Task description: Transcribe the listing verbatim. Do not carry over any pictures.

[Data entries]
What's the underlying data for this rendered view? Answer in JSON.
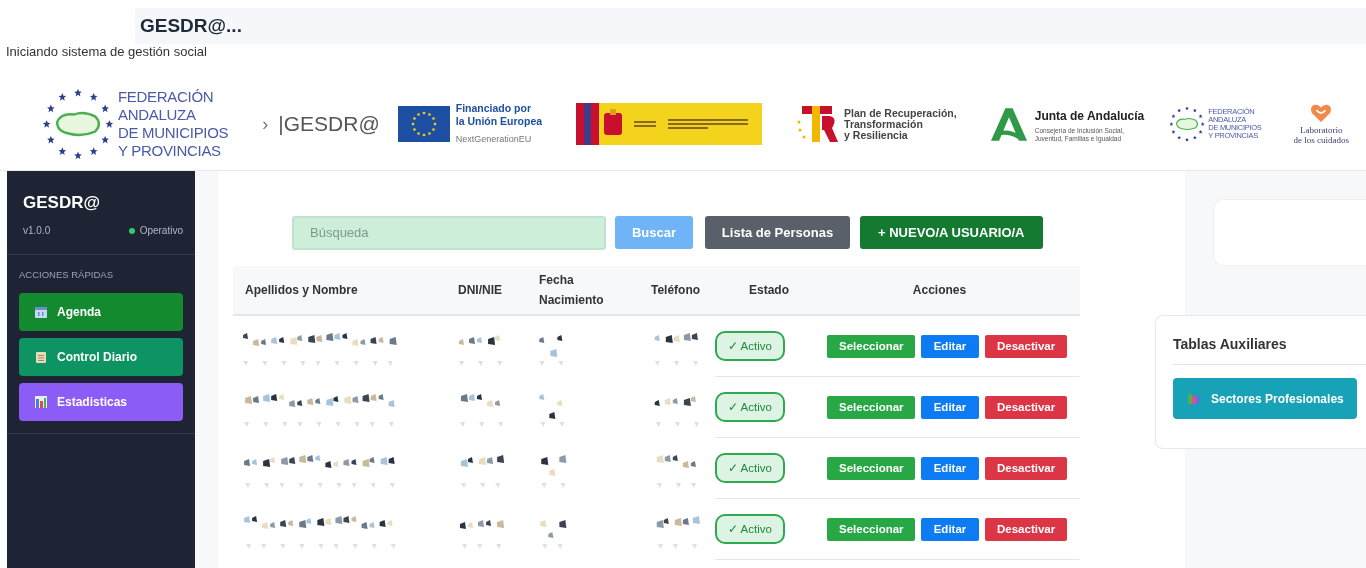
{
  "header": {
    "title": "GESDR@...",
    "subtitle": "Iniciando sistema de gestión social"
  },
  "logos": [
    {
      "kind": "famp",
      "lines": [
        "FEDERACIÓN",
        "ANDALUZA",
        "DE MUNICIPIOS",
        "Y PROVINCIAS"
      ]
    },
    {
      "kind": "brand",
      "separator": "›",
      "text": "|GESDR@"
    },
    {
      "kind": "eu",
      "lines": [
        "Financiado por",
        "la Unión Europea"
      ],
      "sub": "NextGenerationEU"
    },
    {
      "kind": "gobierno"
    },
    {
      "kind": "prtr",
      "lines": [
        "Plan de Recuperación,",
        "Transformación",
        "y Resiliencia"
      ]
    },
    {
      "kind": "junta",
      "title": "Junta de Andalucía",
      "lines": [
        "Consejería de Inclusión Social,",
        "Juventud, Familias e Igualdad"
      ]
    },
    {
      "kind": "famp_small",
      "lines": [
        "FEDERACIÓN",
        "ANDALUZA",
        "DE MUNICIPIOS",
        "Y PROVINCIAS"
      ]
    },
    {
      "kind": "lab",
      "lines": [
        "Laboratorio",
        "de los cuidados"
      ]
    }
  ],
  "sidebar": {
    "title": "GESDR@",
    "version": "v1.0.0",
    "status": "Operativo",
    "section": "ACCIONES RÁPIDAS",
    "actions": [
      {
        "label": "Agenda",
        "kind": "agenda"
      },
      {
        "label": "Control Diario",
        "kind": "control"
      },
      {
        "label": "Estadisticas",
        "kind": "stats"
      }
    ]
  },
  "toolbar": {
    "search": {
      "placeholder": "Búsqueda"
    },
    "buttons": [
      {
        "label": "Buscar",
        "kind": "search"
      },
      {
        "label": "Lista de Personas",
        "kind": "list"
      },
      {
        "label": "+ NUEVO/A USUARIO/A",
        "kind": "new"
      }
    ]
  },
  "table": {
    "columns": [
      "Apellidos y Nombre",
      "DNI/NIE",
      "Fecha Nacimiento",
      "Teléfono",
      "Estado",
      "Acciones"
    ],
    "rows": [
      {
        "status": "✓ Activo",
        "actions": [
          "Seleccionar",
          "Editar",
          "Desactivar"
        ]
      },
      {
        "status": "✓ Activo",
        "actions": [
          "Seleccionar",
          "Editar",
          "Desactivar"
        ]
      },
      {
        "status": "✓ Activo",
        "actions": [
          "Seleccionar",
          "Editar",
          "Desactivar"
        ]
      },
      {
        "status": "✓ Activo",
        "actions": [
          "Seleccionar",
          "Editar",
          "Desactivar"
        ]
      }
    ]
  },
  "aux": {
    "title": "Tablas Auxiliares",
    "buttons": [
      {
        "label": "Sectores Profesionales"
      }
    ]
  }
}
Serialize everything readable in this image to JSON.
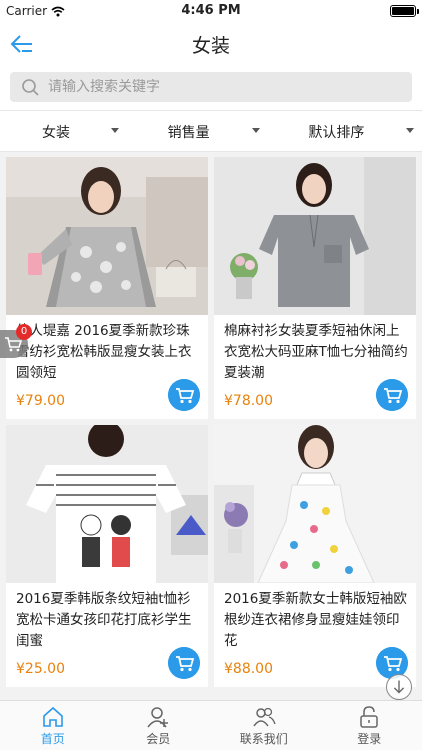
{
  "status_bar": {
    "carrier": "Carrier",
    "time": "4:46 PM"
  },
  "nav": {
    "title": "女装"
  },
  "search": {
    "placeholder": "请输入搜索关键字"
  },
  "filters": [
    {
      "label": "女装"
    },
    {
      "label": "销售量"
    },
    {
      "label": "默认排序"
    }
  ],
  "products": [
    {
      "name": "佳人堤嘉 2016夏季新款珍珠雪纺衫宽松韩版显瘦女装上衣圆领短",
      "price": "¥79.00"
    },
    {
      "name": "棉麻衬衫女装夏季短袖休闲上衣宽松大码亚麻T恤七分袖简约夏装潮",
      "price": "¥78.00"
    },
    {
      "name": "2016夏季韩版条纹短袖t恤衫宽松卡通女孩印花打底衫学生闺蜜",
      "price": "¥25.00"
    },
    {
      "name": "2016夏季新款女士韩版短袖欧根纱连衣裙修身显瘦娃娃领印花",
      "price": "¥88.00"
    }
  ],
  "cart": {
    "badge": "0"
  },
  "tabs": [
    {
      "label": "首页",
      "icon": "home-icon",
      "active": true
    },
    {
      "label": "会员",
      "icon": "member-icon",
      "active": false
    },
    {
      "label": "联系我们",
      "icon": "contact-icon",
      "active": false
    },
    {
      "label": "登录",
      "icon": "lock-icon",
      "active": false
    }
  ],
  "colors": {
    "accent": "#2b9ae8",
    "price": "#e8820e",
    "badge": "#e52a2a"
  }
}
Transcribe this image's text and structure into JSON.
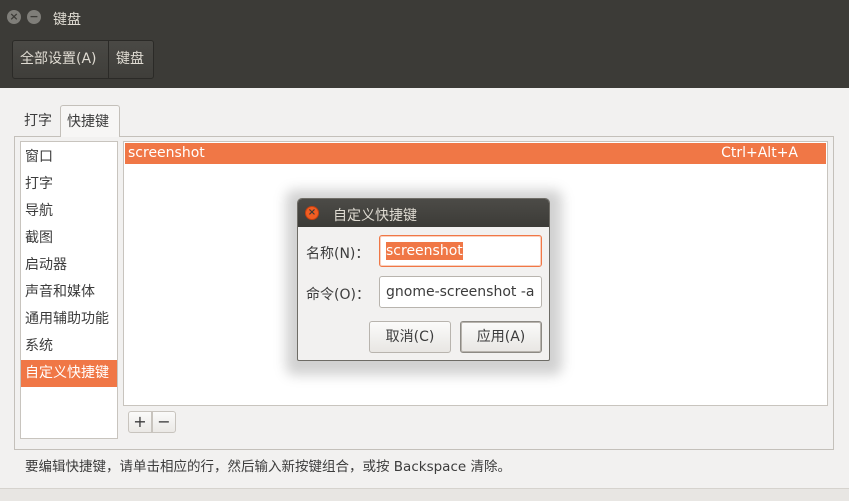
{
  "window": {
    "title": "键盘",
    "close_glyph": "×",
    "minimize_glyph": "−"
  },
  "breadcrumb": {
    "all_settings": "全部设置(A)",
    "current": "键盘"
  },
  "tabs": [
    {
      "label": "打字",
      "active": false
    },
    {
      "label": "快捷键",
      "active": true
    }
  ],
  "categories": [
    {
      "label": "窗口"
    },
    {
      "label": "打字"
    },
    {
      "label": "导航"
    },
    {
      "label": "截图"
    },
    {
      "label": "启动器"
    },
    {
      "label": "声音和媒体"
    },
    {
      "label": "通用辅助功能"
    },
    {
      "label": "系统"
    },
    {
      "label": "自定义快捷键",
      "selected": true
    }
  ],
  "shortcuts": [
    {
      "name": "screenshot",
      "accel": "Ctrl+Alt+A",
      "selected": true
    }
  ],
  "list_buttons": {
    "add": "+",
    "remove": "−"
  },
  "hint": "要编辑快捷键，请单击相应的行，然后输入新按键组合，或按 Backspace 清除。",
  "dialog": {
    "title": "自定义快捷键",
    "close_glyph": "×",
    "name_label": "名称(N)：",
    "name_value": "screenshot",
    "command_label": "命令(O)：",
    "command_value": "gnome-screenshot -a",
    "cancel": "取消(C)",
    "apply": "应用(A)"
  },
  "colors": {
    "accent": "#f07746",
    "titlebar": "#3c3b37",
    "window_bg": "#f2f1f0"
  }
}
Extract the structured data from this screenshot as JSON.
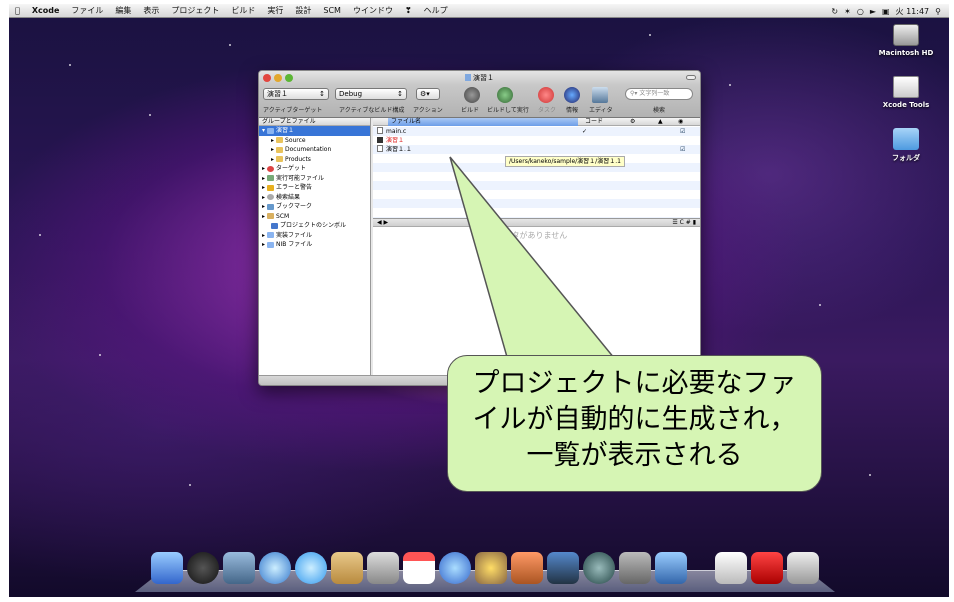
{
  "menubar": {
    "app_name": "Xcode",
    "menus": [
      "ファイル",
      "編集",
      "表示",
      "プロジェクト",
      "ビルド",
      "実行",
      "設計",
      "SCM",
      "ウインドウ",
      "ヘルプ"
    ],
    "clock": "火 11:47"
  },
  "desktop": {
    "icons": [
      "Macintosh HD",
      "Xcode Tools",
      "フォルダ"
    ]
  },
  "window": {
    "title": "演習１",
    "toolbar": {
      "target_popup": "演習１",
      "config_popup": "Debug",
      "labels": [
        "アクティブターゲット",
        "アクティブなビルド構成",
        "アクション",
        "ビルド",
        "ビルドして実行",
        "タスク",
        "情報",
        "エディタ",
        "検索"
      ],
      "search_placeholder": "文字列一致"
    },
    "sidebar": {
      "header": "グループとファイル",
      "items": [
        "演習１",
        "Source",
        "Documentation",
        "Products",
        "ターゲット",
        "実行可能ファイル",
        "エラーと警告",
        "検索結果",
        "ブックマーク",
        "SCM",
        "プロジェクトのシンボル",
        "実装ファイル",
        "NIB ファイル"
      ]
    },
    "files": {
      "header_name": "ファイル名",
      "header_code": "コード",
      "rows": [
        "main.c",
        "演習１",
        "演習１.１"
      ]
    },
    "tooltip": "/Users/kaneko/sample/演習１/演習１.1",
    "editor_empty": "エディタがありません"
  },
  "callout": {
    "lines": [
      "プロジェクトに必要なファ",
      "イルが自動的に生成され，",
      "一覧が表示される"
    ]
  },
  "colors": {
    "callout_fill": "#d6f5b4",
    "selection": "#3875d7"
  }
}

Task response:
What's the underlying data for this rendered view? Answer in JSON.
{
  "header": {
    "title": "GESDR@...",
    "subtitle": "Iniciando sistema de gestión social"
  },
  "logos": [
    {
      "kind": "famp",
      "lines": [
        "FEDERACIÓN",
        "ANDALUZA",
        "DE MUNICIPIOS",
        "Y PROVINCIAS"
      ]
    },
    {
      "kind": "brand",
      "separator": "›",
      "text": "|GESDR@"
    },
    {
      "kind": "eu",
      "lines": [
        "Financiado por",
        "la Unión Europea"
      ],
      "sub": "NextGenerationEU"
    },
    {
      "kind": "gobierno"
    },
    {
      "kind": "prtr",
      "lines": [
        "Plan de Recuperación,",
        "Transformación",
        "y Resiliencia"
      ]
    },
    {
      "kind": "junta",
      "title": "Junta de Andalucía",
      "lines": [
        "Consejería de Inclusión Social,",
        "Juventud, Familias e Igualdad"
      ]
    },
    {
      "kind": "famp_small",
      "lines": [
        "FEDERACIÓN",
        "ANDALUZA",
        "DE MUNICIPIOS",
        "Y PROVINCIAS"
      ]
    },
    {
      "kind": "lab",
      "lines": [
        "Laboratorio",
        "de los cuidados"
      ]
    }
  ],
  "sidebar": {
    "title": "GESDR@",
    "version": "v1.0.0",
    "status": "Operativo",
    "section": "ACCIONES RÁPIDAS",
    "actions": [
      {
        "label": "Agenda",
        "kind": "agenda"
      },
      {
        "label": "Control Diario",
        "kind": "control"
      },
      {
        "label": "Estadisticas",
        "kind": "stats"
      }
    ]
  },
  "toolbar": {
    "search": {
      "placeholder": "Búsqueda"
    },
    "buttons": [
      {
        "label": "Buscar",
        "kind": "search"
      },
      {
        "label": "Lista de Personas",
        "kind": "list"
      },
      {
        "label": "+ NUEVO/A USUARIO/A",
        "kind": "new"
      }
    ]
  },
  "table": {
    "columns": [
      "Apellidos y Nombre",
      "DNI/NIE",
      "Fecha Nacimiento",
      "Teléfono",
      "Estado",
      "Acciones"
    ],
    "rows": [
      {
        "status": "✓ Activo",
        "actions": [
          "Seleccionar",
          "Editar",
          "Desactivar"
        ]
      },
      {
        "status": "✓ Activo",
        "actions": [
          "Seleccionar",
          "Editar",
          "Desactivar"
        ]
      },
      {
        "status": "✓ Activo",
        "actions": [
          "Seleccionar",
          "Editar",
          "Desactivar"
        ]
      },
      {
        "status": "✓ Activo",
        "actions": [
          "Seleccionar",
          "Editar",
          "Desactivar"
        ]
      }
    ]
  },
  "aux": {
    "title": "Tablas Auxiliares",
    "buttons": [
      {
        "label": "Sectores Profesionales"
      }
    ]
  }
}
Serialize everything readable in this image to JSON.
{
  "status_bar": {
    "carrier": "Carrier",
    "time": "4:46 PM"
  },
  "nav": {
    "title": "女装"
  },
  "search": {
    "placeholder": "请输入搜索关键字"
  },
  "filters": [
    {
      "label": "女装"
    },
    {
      "label": "销售量"
    },
    {
      "label": "默认排序"
    }
  ],
  "products": [
    {
      "name": "佳人堤嘉 2016夏季新款珍珠雪纺衫宽松韩版显瘦女装上衣圆领短",
      "price": "¥79.00"
    },
    {
      "name": "棉麻衬衫女装夏季短袖休闲上衣宽松大码亚麻T恤七分袖简约夏装潮",
      "price": "¥78.00"
    },
    {
      "name": "2016夏季韩版条纹短袖t恤衫宽松卡通女孩印花打底衫学生闺蜜",
      "price": "¥25.00"
    },
    {
      "name": "2016夏季新款女士韩版短袖欧根纱连衣裙修身显瘦娃娃领印花",
      "price": "¥88.00"
    }
  ],
  "cart": {
    "badge": "0"
  },
  "tabs": [
    {
      "label": "首页",
      "icon": "home-icon",
      "active": true
    },
    {
      "label": "会员",
      "icon": "member-icon",
      "active": false
    },
    {
      "label": "联系我们",
      "icon": "contact-icon",
      "active": false
    },
    {
      "label": "登录",
      "icon": "lock-icon",
      "active": false
    }
  ],
  "colors": {
    "accent": "#2b9ae8",
    "price": "#e8820e",
    "badge": "#e52a2a"
  }
}
Transcribe this image's text and structure into JSON.
{
  "window": {
    "title": "键盘",
    "close_glyph": "×",
    "minimize_glyph": "−"
  },
  "breadcrumb": {
    "all_settings": "全部设置(A)",
    "current": "键盘"
  },
  "tabs": [
    {
      "label": "打字",
      "active": false
    },
    {
      "label": "快捷键",
      "active": true
    }
  ],
  "categories": [
    {
      "label": "窗口"
    },
    {
      "label": "打字"
    },
    {
      "label": "导航"
    },
    {
      "label": "截图"
    },
    {
      "label": "启动器"
    },
    {
      "label": "声音和媒体"
    },
    {
      "label": "通用辅助功能"
    },
    {
      "label": "系统"
    },
    {
      "label": "自定义快捷键",
      "selected": true
    }
  ],
  "shortcuts": [
    {
      "name": "screenshot",
      "accel": "Ctrl+Alt+A",
      "selected": true
    }
  ],
  "list_buttons": {
    "add": "+",
    "remove": "−"
  },
  "hint": "要编辑快捷键，请单击相应的行，然后输入新按键组合，或按 Backspace 清除。",
  "dialog": {
    "title": "自定义快捷键",
    "close_glyph": "×",
    "name_label": "名称(N)：",
    "name_value": "screenshot",
    "command_label": "命令(O)：",
    "command_value": "gnome-screenshot -a",
    "cancel": "取消(C)",
    "apply": "应用(A)"
  },
  "colors": {
    "accent": "#f07746",
    "titlebar": "#3c3b37",
    "window_bg": "#f2f1f0"
  }
}
Extract the structured data from this screenshot as JSON.
{
  "menubar": {
    "app_name": "Xcode",
    "menus": [
      "ファイル",
      "編集",
      "表示",
      "プロジェクト",
      "ビルド",
      "実行",
      "設計",
      "SCM",
      "ウインドウ",
      "ヘルプ"
    ],
    "clock": "火 11:47"
  },
  "desktop": {
    "icons": [
      "Macintosh HD",
      "Xcode Tools",
      "フォルダ"
    ]
  },
  "window": {
    "title": "演習１",
    "toolbar": {
      "target_popup": "演習１",
      "config_popup": "Debug",
      "labels": [
        "アクティブターゲット",
        "アクティブなビルド構成",
        "アクション",
        "ビルド",
        "ビルドして実行",
        "タスク",
        "情報",
        "エディタ",
        "検索"
      ],
      "search_placeholder": "文字列一致"
    },
    "sidebar": {
      "header": "グループとファイル",
      "items": [
        "演習１",
        "Source",
        "Documentation",
        "Products",
        "ターゲット",
        "実行可能ファイル",
        "エラーと警告",
        "検索結果",
        "ブックマーク",
        "SCM",
        "プロジェクトのシンボル",
        "実装ファイル",
        "NIB ファイル"
      ]
    },
    "files": {
      "header_name": "ファイル名",
      "header_code": "コード",
      "rows": [
        "main.c",
        "演習１",
        "演習１.１"
      ]
    },
    "tooltip": "/Users/kaneko/sample/演習１/演習１.1",
    "editor_empty": "エディタがありません"
  },
  "callout": {
    "lines": [
      "プロジェクトに必要なファ",
      "イルが自動的に生成され，",
      "一覧が表示される"
    ]
  },
  "colors": {
    "callout_fill": "#d6f5b4",
    "selection": "#3875d7"
  }
}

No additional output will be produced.